#### Exercise prompt
Among the entries below, find the lines with "safely" and copy them.

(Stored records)
------------------------------

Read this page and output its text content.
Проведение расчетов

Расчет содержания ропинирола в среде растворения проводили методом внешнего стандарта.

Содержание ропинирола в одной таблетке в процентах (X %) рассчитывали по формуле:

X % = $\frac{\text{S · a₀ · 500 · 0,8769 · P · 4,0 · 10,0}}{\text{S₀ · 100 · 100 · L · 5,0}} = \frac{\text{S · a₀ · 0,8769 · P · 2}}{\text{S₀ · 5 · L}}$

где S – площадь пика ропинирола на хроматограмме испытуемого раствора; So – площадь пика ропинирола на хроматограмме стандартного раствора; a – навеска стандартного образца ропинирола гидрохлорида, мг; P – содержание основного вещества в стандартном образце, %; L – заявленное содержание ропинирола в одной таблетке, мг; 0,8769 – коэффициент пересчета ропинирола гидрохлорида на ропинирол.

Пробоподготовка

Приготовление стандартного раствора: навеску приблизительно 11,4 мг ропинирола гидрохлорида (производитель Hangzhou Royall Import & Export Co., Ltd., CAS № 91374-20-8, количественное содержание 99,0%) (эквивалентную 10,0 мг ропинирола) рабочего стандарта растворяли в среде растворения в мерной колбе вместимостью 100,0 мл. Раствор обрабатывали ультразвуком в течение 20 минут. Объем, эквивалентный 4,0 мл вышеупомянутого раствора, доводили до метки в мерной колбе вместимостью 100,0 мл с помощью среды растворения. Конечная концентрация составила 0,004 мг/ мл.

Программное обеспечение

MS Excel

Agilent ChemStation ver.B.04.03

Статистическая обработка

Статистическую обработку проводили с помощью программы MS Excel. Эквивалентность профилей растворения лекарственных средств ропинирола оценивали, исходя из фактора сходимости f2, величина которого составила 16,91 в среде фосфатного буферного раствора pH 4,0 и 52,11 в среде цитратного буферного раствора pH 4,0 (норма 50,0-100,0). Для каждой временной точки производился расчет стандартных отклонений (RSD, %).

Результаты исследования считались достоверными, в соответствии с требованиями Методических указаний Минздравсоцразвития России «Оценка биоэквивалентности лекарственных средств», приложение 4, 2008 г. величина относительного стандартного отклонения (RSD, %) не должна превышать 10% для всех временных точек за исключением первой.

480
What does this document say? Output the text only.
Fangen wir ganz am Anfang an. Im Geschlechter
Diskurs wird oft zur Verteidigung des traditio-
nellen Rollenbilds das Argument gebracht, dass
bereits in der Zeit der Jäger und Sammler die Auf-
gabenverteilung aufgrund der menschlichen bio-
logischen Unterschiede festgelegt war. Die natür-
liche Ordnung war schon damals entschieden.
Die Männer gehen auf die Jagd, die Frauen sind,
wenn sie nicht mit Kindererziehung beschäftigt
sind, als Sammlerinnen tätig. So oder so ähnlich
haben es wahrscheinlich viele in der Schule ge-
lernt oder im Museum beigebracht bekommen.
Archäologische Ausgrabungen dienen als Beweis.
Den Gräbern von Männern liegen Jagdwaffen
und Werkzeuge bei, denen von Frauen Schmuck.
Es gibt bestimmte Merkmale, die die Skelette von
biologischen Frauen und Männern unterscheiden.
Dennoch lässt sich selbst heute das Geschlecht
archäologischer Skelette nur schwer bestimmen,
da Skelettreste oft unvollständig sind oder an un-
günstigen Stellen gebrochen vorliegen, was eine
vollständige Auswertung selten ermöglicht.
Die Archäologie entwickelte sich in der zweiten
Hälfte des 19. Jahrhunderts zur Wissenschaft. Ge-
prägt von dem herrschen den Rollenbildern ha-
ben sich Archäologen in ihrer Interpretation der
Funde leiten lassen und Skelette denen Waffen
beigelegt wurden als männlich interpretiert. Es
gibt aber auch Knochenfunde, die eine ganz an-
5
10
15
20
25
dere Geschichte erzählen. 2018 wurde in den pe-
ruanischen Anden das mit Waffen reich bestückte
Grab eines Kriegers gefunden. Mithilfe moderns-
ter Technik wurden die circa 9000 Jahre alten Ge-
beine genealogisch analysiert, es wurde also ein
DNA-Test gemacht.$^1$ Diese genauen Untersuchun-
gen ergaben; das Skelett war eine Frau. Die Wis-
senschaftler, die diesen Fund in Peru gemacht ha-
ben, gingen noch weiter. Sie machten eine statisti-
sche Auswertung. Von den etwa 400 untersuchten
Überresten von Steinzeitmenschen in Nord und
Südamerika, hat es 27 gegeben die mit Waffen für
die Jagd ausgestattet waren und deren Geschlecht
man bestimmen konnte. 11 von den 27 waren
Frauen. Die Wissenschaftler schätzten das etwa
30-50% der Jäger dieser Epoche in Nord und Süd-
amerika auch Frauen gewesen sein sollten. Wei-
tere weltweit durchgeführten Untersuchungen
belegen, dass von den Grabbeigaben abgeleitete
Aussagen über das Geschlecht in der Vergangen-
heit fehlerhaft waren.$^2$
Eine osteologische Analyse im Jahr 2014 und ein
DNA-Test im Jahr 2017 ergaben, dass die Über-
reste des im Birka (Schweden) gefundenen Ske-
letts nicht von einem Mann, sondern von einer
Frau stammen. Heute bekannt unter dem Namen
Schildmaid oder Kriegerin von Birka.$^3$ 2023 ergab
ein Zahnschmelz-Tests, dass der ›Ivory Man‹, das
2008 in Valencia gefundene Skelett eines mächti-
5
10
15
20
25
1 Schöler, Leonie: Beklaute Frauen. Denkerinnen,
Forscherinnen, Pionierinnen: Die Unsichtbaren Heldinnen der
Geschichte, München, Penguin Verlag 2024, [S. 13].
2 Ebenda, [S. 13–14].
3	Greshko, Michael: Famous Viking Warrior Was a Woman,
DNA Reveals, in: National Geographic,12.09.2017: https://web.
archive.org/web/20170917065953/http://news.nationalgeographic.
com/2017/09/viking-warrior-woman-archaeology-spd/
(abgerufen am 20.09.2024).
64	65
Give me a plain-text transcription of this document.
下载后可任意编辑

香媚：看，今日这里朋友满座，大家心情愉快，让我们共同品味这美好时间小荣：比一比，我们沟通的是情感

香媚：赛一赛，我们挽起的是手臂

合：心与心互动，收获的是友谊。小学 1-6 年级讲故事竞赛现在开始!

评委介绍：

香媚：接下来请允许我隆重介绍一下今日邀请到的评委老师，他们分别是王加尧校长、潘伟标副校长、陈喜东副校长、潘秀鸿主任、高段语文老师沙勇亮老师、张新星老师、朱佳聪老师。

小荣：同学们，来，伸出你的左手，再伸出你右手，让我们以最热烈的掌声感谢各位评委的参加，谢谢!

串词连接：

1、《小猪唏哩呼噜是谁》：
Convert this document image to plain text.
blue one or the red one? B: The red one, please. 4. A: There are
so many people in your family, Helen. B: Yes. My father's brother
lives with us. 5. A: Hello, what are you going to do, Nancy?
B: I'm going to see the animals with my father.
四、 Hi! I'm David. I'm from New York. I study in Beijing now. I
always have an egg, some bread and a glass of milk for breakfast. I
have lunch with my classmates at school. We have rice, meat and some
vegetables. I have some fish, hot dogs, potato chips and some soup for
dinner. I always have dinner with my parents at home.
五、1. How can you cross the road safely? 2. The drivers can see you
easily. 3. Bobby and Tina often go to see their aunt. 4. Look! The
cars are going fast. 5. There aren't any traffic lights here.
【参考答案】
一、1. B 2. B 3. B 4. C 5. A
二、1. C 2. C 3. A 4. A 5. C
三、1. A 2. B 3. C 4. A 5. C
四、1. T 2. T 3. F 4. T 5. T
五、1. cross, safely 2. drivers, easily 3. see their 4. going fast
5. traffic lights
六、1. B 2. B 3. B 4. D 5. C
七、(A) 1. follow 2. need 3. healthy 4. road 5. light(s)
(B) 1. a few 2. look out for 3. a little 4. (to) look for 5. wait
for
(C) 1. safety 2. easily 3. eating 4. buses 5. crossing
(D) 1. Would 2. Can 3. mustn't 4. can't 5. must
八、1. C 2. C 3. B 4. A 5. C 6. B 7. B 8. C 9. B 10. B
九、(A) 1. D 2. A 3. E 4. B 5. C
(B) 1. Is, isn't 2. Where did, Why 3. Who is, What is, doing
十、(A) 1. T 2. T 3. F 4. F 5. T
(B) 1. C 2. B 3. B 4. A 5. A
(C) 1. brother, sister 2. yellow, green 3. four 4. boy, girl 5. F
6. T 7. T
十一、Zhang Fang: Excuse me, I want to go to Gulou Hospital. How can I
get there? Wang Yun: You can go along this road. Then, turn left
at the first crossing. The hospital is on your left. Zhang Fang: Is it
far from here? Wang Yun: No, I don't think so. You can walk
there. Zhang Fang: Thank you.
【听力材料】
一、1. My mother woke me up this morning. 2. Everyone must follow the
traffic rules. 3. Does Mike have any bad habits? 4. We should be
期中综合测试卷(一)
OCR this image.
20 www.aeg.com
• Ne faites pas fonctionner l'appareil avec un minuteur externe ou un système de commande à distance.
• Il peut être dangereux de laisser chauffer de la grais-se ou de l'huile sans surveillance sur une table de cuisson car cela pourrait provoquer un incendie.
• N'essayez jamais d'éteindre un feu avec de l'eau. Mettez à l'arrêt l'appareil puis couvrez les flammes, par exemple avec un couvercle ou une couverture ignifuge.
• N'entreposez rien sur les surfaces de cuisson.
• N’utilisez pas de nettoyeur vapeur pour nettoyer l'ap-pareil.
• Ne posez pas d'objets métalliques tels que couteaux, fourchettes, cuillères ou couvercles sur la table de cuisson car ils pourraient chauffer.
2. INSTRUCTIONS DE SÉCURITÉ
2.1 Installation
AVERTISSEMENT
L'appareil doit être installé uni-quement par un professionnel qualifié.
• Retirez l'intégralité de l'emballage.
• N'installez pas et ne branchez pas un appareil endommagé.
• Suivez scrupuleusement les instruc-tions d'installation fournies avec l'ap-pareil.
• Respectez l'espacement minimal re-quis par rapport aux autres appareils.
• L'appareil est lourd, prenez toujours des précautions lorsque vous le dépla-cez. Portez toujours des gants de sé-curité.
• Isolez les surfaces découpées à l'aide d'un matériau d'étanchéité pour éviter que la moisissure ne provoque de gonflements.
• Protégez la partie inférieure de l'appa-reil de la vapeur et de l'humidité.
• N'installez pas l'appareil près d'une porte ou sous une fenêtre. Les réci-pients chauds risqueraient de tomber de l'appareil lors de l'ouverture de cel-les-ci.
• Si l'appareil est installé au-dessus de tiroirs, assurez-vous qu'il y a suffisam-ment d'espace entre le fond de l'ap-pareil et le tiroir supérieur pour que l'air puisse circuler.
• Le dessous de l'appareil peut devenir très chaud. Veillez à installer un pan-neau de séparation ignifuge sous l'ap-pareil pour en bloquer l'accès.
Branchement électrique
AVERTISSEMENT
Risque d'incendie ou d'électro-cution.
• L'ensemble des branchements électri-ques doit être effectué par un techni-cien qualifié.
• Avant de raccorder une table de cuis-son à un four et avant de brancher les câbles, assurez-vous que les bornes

------------------------------

#### The response
五、1. How can you cross the road safely? 2. The drivers can see you
五、1. cross, safely 2. drivers, easily 3. see their 4. going fast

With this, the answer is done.